PROVIDED RECORDS →
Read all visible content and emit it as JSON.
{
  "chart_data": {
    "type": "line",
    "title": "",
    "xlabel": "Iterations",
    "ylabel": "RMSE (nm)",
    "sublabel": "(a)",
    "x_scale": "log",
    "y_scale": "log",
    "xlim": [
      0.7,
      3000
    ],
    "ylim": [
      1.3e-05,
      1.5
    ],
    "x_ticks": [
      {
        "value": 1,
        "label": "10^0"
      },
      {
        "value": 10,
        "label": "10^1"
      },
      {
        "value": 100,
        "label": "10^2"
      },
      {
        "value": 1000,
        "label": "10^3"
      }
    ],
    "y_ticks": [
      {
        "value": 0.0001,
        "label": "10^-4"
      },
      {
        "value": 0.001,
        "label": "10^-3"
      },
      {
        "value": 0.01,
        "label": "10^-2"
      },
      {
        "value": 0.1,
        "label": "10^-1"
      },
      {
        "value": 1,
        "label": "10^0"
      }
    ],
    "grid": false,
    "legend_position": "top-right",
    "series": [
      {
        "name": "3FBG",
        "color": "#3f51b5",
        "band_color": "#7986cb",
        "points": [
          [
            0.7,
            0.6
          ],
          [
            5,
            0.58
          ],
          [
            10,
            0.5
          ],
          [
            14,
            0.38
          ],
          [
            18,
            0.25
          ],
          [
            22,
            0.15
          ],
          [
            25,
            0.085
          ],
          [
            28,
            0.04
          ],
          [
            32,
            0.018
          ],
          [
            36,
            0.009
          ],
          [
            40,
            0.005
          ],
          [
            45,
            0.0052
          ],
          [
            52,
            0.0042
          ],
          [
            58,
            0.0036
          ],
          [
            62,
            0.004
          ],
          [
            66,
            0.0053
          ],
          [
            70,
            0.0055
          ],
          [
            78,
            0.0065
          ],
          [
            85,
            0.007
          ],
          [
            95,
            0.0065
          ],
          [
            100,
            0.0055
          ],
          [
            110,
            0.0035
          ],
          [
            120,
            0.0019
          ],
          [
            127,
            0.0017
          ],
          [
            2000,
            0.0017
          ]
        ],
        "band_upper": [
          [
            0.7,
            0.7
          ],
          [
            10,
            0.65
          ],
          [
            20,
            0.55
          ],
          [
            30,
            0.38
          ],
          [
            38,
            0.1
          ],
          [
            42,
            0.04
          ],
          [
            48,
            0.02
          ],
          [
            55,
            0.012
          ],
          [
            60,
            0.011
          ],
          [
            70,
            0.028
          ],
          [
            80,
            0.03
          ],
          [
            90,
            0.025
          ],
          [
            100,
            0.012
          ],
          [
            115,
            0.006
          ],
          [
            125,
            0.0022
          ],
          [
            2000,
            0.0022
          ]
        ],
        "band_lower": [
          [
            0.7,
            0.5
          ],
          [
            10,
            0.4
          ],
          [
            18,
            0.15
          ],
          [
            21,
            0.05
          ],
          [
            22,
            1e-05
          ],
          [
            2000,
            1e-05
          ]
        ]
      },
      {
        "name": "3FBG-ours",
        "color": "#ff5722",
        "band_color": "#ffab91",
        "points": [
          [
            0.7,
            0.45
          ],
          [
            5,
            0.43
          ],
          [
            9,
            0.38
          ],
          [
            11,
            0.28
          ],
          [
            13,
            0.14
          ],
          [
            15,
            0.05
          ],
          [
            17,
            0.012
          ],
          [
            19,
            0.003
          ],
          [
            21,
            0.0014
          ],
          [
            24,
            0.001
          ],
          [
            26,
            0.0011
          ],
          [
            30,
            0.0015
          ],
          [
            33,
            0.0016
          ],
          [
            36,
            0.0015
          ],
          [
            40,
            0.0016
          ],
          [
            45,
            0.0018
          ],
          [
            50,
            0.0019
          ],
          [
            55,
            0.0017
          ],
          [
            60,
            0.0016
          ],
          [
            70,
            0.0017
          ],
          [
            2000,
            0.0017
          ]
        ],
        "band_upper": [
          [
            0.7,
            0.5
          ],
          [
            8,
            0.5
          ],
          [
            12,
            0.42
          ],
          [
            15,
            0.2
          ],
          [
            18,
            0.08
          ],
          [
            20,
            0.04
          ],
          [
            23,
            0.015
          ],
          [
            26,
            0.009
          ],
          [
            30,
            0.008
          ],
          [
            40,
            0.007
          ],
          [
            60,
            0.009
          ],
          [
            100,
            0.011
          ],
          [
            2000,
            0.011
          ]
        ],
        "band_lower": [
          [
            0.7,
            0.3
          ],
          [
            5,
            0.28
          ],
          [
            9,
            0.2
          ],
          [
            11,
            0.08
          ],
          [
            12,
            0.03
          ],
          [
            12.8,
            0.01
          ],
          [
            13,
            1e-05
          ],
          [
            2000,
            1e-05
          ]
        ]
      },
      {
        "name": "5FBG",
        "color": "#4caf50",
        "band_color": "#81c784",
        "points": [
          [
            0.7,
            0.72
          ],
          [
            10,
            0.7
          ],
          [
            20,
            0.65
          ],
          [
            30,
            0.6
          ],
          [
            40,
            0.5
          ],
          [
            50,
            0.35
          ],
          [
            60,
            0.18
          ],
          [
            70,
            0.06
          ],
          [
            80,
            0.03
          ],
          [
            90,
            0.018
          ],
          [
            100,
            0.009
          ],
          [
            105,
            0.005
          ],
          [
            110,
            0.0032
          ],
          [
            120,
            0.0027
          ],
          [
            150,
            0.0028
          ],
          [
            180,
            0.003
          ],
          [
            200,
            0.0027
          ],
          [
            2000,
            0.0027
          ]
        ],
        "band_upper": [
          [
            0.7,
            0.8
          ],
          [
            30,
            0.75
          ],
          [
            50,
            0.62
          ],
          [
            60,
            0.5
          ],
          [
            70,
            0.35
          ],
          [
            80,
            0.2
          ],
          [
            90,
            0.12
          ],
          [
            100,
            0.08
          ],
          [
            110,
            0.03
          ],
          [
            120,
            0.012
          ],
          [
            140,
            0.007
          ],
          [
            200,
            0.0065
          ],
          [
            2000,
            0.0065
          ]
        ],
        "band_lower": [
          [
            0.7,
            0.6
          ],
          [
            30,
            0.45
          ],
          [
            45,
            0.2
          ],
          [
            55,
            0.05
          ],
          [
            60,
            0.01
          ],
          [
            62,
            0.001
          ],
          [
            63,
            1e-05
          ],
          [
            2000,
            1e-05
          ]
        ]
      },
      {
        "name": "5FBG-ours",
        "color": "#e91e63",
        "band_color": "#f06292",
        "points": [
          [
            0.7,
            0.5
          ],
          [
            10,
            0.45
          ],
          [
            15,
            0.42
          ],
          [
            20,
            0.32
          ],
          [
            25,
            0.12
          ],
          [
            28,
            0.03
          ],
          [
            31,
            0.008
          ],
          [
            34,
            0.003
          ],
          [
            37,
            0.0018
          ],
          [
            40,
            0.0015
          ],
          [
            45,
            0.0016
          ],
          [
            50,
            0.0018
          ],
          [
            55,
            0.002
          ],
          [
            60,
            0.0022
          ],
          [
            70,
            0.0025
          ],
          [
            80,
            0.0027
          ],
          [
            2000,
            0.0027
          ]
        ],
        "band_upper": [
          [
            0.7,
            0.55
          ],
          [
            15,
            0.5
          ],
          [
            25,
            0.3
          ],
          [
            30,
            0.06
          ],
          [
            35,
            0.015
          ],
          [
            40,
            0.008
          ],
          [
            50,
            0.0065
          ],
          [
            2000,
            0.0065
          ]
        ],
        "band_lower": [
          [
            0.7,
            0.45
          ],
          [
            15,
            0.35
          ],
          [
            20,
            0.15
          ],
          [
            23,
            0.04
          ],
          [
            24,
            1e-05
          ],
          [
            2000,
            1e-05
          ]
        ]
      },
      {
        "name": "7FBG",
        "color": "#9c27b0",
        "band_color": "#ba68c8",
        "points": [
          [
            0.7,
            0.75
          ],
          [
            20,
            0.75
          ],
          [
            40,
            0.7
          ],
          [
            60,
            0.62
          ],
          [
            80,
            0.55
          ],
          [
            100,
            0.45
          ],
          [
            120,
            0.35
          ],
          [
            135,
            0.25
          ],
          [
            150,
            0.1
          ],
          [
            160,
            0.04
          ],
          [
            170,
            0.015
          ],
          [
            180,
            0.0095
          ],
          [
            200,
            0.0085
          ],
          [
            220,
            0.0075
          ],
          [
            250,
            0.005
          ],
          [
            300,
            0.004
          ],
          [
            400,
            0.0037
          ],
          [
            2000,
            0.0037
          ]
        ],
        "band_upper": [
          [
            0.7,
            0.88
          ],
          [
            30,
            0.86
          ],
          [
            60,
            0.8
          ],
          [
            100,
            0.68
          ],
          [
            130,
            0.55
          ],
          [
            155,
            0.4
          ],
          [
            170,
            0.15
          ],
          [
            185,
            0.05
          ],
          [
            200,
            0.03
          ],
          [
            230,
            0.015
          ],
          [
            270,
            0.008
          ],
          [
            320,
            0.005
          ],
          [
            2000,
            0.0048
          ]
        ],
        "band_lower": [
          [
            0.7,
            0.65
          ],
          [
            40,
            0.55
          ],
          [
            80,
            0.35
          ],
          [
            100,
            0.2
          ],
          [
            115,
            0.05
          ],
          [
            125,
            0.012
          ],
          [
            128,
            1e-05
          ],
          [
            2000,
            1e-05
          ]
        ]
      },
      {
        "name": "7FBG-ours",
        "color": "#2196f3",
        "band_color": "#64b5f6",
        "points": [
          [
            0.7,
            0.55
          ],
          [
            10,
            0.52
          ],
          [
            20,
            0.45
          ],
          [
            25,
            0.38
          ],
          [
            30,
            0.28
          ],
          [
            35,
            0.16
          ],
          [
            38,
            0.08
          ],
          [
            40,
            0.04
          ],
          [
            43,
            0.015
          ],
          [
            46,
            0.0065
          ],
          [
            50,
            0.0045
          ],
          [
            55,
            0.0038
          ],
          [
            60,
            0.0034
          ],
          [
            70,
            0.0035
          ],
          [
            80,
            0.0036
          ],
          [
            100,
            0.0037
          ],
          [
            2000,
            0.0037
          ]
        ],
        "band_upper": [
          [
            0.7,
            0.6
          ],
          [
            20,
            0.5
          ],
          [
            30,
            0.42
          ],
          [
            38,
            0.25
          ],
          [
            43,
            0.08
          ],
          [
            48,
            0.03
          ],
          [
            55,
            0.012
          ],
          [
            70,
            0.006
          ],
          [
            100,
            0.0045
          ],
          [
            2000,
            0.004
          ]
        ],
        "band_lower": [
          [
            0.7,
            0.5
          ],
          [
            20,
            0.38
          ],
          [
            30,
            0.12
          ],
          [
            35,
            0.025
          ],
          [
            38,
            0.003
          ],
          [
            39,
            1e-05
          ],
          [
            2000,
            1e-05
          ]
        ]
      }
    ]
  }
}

EXERCISE DESCRIPTION → Copy out the lines that hold "value".

TASK OUTPUT →
        "value": 1,
        "value": 10,
        "value": 100,
        "value": 1000,
        "value": 0.0001,
        "value": 0.001,
        "value": 0.01,
        "value": 0.1,
        "value": 1,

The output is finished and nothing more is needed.